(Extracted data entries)
-=-=-
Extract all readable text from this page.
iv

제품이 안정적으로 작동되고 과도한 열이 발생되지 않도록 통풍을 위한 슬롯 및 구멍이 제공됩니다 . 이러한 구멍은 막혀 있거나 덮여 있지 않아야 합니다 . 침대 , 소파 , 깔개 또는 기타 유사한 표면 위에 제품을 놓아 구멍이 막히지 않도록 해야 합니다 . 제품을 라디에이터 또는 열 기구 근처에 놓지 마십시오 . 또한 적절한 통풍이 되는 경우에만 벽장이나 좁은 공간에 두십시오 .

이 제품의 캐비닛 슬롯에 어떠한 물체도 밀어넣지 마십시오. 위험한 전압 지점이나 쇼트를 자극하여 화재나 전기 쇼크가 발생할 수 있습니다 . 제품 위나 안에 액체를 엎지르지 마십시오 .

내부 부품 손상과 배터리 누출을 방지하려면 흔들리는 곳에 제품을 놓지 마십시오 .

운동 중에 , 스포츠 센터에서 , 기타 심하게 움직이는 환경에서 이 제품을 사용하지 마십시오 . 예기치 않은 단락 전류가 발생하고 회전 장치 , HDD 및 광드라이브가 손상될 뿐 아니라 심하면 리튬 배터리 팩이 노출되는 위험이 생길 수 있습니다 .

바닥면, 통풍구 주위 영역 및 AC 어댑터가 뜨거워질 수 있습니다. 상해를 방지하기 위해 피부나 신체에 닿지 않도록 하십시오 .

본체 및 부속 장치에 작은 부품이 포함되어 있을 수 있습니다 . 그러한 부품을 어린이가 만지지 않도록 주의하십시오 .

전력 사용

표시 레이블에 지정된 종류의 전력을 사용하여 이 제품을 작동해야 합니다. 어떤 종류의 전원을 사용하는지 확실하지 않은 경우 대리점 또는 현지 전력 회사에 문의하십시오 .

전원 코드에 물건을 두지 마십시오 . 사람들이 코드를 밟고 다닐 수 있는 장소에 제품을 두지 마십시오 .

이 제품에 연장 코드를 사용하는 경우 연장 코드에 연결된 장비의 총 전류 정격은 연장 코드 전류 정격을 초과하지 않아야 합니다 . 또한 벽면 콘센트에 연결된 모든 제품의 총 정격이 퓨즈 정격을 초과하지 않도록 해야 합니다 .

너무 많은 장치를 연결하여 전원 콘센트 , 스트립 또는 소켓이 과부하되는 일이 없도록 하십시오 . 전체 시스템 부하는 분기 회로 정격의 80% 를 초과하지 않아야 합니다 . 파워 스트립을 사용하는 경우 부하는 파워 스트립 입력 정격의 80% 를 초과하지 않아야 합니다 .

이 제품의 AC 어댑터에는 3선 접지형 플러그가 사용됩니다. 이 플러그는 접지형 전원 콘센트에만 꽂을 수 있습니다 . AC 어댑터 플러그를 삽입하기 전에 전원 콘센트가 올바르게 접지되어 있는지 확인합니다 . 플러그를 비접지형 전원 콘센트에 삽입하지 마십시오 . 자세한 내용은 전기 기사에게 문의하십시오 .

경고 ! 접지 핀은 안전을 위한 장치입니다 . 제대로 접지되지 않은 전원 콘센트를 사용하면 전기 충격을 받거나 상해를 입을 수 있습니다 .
-=-=-
§ Written problem
Go through the data and count each line that has the word "콘센트에", then give the total alone.

§ Expected answer
2